● **STATED EXERCISE**: Repeat the lines that follow, leaving nothing out.

Dataset records:
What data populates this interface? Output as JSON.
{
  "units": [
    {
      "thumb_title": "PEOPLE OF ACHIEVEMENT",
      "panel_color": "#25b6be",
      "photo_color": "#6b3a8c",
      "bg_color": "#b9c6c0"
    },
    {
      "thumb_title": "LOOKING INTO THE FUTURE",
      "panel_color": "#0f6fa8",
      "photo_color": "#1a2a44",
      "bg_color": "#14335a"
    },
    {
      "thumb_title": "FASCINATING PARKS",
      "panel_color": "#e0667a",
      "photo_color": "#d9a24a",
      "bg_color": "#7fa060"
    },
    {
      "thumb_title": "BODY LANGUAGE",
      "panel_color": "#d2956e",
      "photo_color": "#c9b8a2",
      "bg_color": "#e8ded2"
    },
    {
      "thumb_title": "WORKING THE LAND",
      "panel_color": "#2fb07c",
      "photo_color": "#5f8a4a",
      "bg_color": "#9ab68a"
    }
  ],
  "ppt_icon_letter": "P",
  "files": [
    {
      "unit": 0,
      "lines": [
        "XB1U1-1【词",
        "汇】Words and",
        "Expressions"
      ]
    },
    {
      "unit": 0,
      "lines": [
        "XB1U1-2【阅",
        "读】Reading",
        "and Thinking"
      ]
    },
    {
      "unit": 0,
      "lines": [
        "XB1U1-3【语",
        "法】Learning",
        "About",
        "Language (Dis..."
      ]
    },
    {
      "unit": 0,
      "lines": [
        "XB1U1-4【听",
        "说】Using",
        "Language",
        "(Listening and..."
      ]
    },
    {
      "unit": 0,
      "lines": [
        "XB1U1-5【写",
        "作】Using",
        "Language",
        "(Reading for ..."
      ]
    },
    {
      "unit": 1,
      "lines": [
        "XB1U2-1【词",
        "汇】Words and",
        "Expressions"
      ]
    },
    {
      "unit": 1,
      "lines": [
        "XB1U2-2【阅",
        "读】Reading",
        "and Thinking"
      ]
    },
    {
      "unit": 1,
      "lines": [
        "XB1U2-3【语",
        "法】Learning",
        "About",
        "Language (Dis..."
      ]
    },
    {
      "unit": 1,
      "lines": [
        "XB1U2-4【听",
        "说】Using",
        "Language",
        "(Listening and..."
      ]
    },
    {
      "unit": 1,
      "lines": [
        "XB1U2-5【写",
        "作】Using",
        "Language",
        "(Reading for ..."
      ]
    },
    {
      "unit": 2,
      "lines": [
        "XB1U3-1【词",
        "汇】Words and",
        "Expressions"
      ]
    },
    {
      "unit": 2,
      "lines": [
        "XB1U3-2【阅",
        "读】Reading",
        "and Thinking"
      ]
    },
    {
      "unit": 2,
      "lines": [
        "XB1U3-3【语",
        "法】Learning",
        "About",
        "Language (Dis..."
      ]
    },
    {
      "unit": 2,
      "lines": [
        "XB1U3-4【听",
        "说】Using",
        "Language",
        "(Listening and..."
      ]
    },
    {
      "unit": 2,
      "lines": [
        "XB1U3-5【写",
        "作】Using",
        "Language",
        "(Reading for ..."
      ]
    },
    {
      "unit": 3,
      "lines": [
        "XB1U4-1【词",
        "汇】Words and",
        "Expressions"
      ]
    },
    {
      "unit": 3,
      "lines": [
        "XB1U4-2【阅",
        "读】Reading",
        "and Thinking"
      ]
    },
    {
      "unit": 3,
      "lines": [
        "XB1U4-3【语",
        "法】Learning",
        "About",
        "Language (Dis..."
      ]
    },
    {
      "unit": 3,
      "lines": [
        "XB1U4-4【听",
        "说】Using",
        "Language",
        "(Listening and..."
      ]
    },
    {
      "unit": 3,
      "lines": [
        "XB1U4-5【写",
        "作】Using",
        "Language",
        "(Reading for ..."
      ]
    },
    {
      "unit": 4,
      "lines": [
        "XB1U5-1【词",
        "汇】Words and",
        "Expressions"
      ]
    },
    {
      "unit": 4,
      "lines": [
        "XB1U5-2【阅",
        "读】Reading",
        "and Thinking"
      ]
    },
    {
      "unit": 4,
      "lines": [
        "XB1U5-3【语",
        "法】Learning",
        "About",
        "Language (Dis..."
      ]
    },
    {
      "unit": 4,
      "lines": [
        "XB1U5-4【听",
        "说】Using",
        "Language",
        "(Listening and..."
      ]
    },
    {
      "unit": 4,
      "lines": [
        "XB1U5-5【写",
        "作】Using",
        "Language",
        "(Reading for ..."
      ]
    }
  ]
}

● **EXERCISE ANSWER**:
What data populates this interface? Output as JSON.
{
  "units": [
    {
      "thumb_title": "PEOPLE OF ACHIEVEMENT",
      "panel_color": "#25b6be",
      "photo_color": "#6b3a8c",
      "bg_color": "#b9c6c0"
    },
    {
      "thumb_title": "LOOKING INTO THE FUTURE",
      "panel_color": "#0f6fa8",
      "photo_color": "#1a2a44",
      "bg_color": "#14335a"
    },
    {
      "thumb_title": "FASCINATING PARKS",
      "panel_color": "#e0667a",
      "photo_color": "#d9a24a",
      "bg_color": "#7fa060"
    },
    {
      "thumb_title": "BODY LANGUAGE",
      "panel_color": "#d2956e",
      "photo_color": "#c9b8a2",
      "bg_color": "#e8ded2"
    },
    {
      "thumb_title": "WORKING THE LAND",
      "panel_color": "#2fb07c",
      "photo_color": "#5f8a4a",
      "bg_color": "#9ab68a"
    }
  ],
  "ppt_icon_letter": "P",
  "files": [
    {
      "unit": 0,
      "lines": [
        "XB1U1-1【词",
        "汇】Words and",
        "Expressions"
      ]
    },
    {
      "unit": 0,
      "lines": [
        "XB1U1-2【阅",
        "读】Reading",
        "and Thinking"
      ]
    },
    {
      "unit": 0,
      "lines": [
        "XB1U1-3【语",
        "法】Learning",
        "About",
        "Language (Dis..."
      ]
    },
    {
      "unit": 0,
      "lines": [
        "XB1U1-4【听",
        "说】Using",
        "Language",
        "(Listening and..."
      ]
    },
    {
      "unit": 0,
      "lines": [
        "XB1U1-5【写",
        "作】Using",
        "Language",
        "(Reading for ..."
      ]
    },
    {
      "unit": 1,
      "lines": [
        "XB1U2-1【词",
        "汇】Words and",
        "Expressions"
      ]
    },
    {
      "unit": 1,
      "lines": [
        "XB1U2-2【阅",
        "读】Reading",
        "and Thinking"
      ]
    },
    {
      "unit": 1,
      "lines": [
        "XB1U2-3【语",
        "法】Learning",
        "About",
        "Language (Dis..."
      ]
    },
    {
      "unit": 1,
      "lines": [
        "XB1U2-4【听",
        "说】Using",
        "Language",
        "(Listening and..."
      ]
    },
    {
      "unit": 1,
      "lines": [
        "XB1U2-5【写",
        "作】Using",
        "Language",
        "(Reading for ..."
      ]
    },
    {
      "unit": 2,
      "lines": [
        "XB1U3-1【词",
        "汇】Words and",
        "Expressions"
      ]
    },
    {
      "unit": 2,
      "lines": [
        "XB1U3-2【阅",
        "读】Reading",
        "and Thinking"
      ]
    },
    {
      "unit": 2,
      "lines": [
        "XB1U3-3【语",
        "法】Learning",
        "About",
        "Language (Dis..."
      ]
    },
    {
      "unit": 2,
      "lines": [
        "XB1U3-4【听",
        "说】Using",
        "Language",
        "(Listening and..."
      ]
    },
    {
      "unit": 2,
      "lines": [
        "XB1U3-5【写",
        "作】Using",
        "Language",
        "(Reading for ..."
      ]
    },
    {
      "unit": 3,
      "lines": [
        "XB1U4-1【词",
        "汇】Words and",
        "Expressions"
      ]
    },
    {
      "unit": 3,
      "lines": [
        "XB1U4-2【阅",
        "读】Reading",
        "and Thinking"
      ]
    },
    {
      "unit": 3,
      "lines": [
        "XB1U4-3【语",
        "法】Learning",
        "About",
        "Language (Dis..."
      ]
    },
    {
      "unit": 3,
      "lines": [
        "XB1U4-4【听",
        "说】Using",
        "Language",
        "(Listening and..."
      ]
    },
    {
      "unit": 3,
      "lines": [
        "XB1U4-5【写",
        "作】Using",
        "Language",
        "(Reading for ..."
      ]
    },
    {
      "unit": 4,
      "lines": [
        "XB1U5-1【词",
        "汇】Words and",
        "Expressions"
      ]
    },
    {
      "unit": 4,
      "lines": [
        "XB1U5-2【阅",
        "读】Reading",
        "and Thinking"
      ]
    },
    {
      "unit": 4,
      "lines": [
        "XB1U5-3【语",
        "法】Learning",
        "About",
        "Language (Dis..."
      ]
    },
    {
      "unit": 4,
      "lines": [
        "XB1U5-4【听",
        "说】Using",
        "Language",
        "(Listening and..."
      ]
    },
    {
      "unit": 4,
      "lines": [
        "XB1U5-5【写",
        "作】Using",
        "Language",
        "(Reading for ..."
      ]
    }
  ]
}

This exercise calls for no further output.